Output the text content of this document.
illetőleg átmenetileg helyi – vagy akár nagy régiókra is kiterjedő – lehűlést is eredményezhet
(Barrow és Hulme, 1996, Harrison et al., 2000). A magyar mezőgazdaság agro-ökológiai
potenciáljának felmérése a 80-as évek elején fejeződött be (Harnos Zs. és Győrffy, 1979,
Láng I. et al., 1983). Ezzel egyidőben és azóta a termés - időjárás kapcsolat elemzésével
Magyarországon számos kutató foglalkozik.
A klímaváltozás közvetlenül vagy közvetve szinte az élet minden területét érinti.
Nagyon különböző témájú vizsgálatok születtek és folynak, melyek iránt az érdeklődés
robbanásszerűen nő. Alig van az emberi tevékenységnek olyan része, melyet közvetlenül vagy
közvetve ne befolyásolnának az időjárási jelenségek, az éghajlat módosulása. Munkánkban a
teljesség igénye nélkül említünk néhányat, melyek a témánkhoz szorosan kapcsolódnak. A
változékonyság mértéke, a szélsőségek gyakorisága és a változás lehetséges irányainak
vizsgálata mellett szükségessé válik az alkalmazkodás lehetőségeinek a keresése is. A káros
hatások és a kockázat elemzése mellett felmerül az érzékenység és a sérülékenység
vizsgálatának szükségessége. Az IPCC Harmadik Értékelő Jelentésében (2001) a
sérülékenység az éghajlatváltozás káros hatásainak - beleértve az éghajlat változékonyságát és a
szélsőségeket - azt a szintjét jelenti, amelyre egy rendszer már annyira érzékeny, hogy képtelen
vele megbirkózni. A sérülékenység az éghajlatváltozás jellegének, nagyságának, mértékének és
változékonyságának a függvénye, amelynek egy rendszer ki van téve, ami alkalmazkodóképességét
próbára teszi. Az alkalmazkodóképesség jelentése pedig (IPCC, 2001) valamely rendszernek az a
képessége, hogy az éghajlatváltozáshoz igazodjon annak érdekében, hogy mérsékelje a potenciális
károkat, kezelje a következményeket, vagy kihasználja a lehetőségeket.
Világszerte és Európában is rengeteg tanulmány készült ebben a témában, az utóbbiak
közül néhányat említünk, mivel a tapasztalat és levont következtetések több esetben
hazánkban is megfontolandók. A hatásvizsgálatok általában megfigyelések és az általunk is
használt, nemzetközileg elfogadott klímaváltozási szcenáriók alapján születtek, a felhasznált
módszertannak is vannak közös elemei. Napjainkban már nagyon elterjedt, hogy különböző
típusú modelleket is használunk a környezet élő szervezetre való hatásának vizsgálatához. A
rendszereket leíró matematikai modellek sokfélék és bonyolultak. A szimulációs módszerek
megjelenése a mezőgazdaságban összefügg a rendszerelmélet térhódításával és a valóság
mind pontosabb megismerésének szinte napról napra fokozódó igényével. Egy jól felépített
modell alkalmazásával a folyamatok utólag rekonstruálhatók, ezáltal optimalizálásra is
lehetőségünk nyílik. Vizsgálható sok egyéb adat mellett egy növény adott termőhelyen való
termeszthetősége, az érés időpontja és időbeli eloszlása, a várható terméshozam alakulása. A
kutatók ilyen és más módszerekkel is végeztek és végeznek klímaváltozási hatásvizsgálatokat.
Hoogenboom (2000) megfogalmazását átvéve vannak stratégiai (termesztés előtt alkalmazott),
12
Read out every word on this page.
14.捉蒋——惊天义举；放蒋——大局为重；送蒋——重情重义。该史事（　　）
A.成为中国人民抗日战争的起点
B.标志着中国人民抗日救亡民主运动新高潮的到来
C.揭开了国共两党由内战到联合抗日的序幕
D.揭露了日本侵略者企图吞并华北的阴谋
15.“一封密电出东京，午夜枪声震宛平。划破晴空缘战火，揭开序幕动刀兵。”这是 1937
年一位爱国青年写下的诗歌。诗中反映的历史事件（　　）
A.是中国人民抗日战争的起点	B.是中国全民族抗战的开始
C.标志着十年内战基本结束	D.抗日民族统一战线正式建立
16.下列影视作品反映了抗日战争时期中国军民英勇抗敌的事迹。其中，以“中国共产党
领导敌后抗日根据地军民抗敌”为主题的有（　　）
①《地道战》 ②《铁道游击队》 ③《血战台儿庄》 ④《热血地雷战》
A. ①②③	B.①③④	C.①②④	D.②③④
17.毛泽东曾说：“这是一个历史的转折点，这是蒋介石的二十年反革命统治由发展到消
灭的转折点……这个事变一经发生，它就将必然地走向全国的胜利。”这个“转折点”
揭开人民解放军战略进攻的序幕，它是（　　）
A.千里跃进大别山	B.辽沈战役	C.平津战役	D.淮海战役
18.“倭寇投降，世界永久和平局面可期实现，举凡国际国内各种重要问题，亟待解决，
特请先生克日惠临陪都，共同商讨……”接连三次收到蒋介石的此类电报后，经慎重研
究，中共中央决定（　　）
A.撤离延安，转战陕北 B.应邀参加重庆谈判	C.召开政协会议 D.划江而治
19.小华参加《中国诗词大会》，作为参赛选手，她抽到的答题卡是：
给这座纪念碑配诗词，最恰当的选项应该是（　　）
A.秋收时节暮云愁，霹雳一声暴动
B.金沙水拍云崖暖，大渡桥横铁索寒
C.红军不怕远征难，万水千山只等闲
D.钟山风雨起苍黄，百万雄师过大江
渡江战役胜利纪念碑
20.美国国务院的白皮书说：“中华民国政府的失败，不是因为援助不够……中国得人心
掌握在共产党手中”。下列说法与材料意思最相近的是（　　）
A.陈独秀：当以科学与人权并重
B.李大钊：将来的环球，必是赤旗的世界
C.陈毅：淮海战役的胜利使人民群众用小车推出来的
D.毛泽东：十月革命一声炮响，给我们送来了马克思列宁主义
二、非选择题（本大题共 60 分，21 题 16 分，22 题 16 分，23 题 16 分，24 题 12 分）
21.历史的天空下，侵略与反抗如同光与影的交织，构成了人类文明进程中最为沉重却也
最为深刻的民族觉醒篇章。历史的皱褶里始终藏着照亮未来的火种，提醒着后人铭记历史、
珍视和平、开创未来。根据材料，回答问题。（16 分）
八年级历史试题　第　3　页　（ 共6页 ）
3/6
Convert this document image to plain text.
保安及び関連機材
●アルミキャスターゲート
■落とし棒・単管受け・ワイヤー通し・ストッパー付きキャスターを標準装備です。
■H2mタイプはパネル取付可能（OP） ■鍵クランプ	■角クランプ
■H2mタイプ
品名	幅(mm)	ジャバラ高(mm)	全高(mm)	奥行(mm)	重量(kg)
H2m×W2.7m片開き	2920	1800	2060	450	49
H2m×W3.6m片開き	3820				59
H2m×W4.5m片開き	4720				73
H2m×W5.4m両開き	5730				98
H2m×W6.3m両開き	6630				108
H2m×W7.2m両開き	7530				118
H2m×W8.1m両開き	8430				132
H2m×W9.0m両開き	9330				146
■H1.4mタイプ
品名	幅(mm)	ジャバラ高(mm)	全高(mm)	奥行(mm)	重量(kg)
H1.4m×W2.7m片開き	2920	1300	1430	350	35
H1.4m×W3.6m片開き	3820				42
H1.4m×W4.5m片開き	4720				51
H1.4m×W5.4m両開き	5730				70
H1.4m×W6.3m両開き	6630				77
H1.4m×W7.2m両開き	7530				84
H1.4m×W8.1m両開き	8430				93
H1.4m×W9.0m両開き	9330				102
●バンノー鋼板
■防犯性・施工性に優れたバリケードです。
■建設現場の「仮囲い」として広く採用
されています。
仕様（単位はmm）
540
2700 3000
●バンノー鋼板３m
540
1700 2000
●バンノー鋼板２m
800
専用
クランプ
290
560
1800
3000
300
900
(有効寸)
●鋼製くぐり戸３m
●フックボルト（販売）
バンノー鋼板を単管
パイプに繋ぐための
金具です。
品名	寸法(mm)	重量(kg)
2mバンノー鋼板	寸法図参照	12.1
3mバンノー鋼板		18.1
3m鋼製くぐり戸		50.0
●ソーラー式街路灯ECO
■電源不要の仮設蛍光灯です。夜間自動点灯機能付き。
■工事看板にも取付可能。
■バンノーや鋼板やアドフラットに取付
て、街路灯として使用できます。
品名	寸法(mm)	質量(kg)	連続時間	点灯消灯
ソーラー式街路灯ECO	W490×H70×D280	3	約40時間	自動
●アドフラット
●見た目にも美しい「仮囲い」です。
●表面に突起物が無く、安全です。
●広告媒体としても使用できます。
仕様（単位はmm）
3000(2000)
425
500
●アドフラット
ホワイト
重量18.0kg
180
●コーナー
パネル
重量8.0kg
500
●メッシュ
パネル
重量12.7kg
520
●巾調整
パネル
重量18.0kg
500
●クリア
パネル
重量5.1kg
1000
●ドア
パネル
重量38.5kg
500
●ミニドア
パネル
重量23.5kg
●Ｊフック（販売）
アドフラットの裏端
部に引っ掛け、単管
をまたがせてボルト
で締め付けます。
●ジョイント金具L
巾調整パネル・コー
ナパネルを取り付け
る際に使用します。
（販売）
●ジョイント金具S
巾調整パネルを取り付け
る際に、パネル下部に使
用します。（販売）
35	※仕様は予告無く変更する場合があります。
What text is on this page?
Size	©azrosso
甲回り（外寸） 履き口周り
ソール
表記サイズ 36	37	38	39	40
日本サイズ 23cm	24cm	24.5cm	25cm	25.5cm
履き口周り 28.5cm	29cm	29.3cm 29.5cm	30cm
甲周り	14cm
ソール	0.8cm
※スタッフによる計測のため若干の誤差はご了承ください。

──────────

◆ **AIM OF THE EXERCISE**
What is the number of lines in the data that hold the string "IPCC"? Answer with the number only.

◆ **SOLVED EXERCISE**
2